TASK INSTRUCTIONS =
#1 In the passage on German energy policy, what overall share of renewable energy does the EU's Renewable Energy Directive set as the target for 2020?
#2 Please extract the part of the passage on German energy policy starting with "As a member" and going on through "and transportation fuels).".

PASSAGE GIVEN =
-------
It stands to reason that better communication in the initial stages of the tax reform could have alleviated some of the early concerns. Also, its portrayal as an environmentally motivated tax may have incurred avoidable partisan strife; focusing on the innovation and employment benefits of the proposed tax may have been strategically preferable. And clearly, a gradual and transparent trajectory of rate hikes was of central importance in making the tax reform acceptable in the first place. Ultimately, however, the positive outcome of the tax reform is the most compelling lesson from the German experience: contrary to the early fears, behavioral change and innovation prompted by the rising energy prices have actually strengthened the German economy. Energy-efficient technologies are now among the fastest-growing export products, and the incentive to reduce energy use has helped the German economy become more resilient to fluctuations in global oil and gas prices. Overall, greater efficiency throughout the economy has translated into lower energy costs for households and industry. Despite significantly higher energy tax rates, average German utility bills and fuel expenditures tend to match or lie below those seen in the United States. As the Federal Environmental Agency has concluded, the Ecological Tax Reform Act delivered on its promise of improved labor conditions and greater sustainability, resulting in what the agency describes—in a typically German understatement—as a “positive macroeconomic balance.”11

Promoting Renewable Energy

As a member state of the European Union (EU), Germany’s energy policies are driven by a mix of national and European legislation. Formally, the 27 EU member states regulate energy policies within their own national borders. However, EU treaty provisions concerning the European internal market, free competition, and environmental protection have created a European energy policy.12

In 2009, a major piece of renewable-energy legislation was passed as part of an overall climate and energy package. The European Union’s Renewable Energy Directive13 requires each member state to increase its share of renewable energy—such as solar, wind power, biomass, or hydroelectric—to raise the overall share from 8.5 percent in 2010 to 20 percent by 2020 across all sectors (e.g., power generation, heating and cooling, and transportation fuels).
-------
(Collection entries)
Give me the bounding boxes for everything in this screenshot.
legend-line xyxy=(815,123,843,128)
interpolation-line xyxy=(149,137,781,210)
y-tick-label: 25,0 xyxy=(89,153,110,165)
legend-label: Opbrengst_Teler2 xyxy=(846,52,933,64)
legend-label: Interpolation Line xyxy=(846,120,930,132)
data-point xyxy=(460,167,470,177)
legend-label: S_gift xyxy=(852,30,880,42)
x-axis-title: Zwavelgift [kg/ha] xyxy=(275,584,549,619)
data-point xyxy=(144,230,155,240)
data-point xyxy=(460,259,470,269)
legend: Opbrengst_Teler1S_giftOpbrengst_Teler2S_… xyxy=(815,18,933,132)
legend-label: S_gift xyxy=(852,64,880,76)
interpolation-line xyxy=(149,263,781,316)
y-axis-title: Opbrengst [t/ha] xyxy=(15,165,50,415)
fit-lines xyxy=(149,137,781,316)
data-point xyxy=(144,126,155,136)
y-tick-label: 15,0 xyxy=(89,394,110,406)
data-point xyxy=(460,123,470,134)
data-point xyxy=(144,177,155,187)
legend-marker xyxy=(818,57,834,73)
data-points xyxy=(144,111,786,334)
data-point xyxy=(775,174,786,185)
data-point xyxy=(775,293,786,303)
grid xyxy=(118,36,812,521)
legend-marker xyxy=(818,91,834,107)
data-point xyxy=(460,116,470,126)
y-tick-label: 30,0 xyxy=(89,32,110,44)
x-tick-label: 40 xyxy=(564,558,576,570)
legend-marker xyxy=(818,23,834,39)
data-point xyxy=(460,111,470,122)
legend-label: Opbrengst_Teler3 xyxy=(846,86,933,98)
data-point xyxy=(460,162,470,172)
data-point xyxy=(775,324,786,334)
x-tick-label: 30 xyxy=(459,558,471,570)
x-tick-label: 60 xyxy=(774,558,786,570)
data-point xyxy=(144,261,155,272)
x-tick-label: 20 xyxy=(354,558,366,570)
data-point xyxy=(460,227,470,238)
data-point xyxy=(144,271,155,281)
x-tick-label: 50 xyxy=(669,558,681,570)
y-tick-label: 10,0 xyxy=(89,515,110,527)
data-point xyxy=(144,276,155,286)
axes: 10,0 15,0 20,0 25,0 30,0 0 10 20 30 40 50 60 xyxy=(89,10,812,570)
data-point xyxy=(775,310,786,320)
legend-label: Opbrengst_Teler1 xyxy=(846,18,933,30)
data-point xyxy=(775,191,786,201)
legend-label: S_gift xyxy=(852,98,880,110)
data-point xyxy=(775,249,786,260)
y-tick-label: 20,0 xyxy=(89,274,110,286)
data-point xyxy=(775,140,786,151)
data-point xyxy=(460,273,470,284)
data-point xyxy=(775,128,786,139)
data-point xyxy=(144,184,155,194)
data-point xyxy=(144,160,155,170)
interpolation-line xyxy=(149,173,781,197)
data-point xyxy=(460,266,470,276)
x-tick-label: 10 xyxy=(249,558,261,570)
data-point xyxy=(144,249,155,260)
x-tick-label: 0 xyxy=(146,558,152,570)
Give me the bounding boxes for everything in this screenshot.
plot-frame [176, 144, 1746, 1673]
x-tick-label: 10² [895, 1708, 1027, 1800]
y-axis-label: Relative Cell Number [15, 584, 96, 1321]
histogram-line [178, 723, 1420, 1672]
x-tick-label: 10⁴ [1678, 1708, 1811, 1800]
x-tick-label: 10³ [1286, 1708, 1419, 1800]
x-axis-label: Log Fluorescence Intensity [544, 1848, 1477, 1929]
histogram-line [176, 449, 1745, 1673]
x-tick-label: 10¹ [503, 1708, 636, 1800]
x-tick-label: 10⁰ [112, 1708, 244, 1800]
-------
ANSWER LIST =
#1 20 percent across all sectors.

#2
As a member state of the European Union (EU), Germany’s energy policies are driven by a mix of national and European legislation. Formally, the 27 EU member states regulate energy policies within their own national borders. However, EU treaty provisions concerning the European internal market, free competition, and environmental protection have created a European energy policy.12

In 2009, a major piece of renewable-energy legislation was passed as part of an overall climate and energy package. The European Union’s Renewable Energy Directive13 requires each member state to increase its share of renewable energy—such as solar, wind power, biomass, or hydroelectric—to raise the overall share from 8.5 percent in 2010 to 20 percent by 2020 across all sectors (e.g., power generation, heating and cooling, and transportation fuels).